— THE PROBLEM —
Please state how many lines in the records contain the string "PDSYEVD", with no words besides the number.

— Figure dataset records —
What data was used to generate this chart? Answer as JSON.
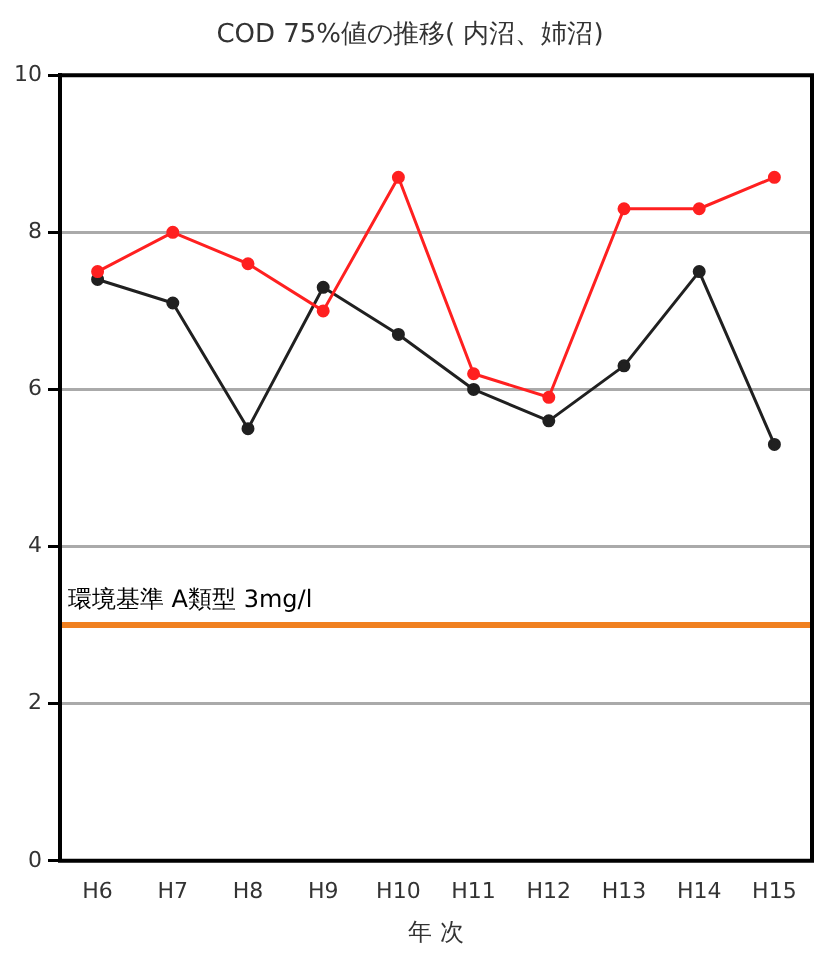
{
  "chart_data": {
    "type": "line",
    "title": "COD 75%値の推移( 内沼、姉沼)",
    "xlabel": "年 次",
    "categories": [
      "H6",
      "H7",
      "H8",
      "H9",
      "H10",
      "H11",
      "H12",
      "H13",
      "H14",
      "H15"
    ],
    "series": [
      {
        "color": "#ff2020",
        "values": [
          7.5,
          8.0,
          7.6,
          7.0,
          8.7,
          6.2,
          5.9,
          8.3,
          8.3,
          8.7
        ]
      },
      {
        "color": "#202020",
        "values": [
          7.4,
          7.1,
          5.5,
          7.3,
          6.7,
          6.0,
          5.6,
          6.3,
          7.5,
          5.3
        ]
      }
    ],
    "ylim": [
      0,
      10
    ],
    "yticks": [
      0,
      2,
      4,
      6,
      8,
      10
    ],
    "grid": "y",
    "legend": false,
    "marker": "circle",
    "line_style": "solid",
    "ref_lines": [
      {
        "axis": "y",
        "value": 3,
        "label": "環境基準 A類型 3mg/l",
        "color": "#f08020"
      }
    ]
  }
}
--
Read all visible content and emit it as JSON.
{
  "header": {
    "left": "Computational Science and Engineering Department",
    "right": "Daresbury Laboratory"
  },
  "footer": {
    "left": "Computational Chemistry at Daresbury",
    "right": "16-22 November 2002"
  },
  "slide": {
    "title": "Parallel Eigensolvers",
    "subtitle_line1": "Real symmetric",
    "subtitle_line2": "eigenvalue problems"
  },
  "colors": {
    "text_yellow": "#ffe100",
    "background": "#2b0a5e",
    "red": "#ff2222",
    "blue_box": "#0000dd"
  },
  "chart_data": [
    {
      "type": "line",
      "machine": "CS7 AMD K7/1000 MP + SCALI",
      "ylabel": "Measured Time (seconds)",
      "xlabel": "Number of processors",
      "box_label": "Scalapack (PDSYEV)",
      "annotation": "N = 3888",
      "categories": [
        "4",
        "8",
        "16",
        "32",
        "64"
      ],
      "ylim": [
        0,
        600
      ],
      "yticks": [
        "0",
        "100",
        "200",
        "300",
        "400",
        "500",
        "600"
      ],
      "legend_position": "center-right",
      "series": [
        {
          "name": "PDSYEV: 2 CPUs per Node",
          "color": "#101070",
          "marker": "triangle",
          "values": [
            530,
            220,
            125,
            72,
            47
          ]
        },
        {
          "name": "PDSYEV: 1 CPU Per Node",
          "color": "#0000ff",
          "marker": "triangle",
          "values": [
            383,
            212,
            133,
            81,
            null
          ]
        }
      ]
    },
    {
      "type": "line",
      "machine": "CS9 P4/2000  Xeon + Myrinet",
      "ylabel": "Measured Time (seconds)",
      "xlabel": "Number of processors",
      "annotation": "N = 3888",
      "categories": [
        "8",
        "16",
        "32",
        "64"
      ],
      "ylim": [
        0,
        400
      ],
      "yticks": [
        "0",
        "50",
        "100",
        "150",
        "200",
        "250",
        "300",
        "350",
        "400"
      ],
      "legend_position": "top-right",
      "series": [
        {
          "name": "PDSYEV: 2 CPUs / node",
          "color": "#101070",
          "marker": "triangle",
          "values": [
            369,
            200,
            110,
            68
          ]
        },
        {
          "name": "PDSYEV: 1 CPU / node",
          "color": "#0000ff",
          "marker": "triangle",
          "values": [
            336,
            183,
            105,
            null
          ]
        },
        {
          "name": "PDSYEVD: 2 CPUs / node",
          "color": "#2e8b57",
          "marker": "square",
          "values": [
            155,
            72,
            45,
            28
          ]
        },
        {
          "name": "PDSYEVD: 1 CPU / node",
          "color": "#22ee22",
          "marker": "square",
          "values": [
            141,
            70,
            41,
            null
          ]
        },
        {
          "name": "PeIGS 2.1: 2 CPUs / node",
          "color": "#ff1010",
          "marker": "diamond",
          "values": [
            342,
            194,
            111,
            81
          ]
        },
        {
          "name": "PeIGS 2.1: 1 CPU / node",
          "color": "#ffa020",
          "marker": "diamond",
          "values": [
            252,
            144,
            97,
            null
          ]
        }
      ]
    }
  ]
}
* * *
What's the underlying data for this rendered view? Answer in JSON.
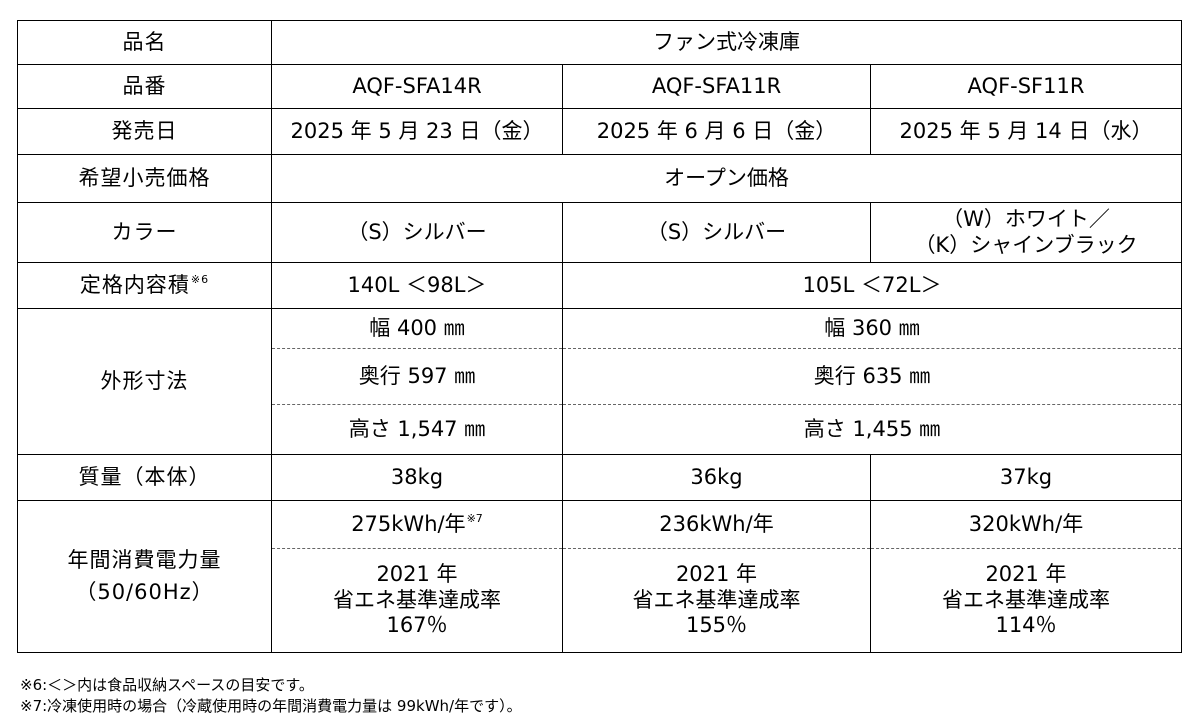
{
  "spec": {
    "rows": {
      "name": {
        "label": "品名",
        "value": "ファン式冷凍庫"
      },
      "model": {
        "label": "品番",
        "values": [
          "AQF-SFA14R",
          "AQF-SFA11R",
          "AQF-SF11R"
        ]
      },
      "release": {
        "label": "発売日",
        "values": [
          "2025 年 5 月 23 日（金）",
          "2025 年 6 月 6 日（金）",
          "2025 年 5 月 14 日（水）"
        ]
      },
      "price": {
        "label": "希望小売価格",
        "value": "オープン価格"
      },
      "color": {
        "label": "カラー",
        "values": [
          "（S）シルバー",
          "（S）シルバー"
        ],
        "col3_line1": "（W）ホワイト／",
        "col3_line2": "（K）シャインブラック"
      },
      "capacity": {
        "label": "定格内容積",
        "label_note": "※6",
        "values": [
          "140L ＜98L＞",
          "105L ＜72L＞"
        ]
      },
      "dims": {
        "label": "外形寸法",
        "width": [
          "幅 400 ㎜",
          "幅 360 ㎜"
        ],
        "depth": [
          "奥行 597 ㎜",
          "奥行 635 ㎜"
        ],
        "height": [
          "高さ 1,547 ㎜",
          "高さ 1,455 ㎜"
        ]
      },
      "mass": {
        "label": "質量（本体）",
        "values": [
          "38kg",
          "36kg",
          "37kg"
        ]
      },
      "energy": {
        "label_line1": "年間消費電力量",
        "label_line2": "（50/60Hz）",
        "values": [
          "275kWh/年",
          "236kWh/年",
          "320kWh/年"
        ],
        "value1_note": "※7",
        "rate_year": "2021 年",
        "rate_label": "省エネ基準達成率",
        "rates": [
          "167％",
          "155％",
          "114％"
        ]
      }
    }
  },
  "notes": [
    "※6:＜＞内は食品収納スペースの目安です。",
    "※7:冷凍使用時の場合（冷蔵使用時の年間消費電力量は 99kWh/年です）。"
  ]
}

— REPLY —
2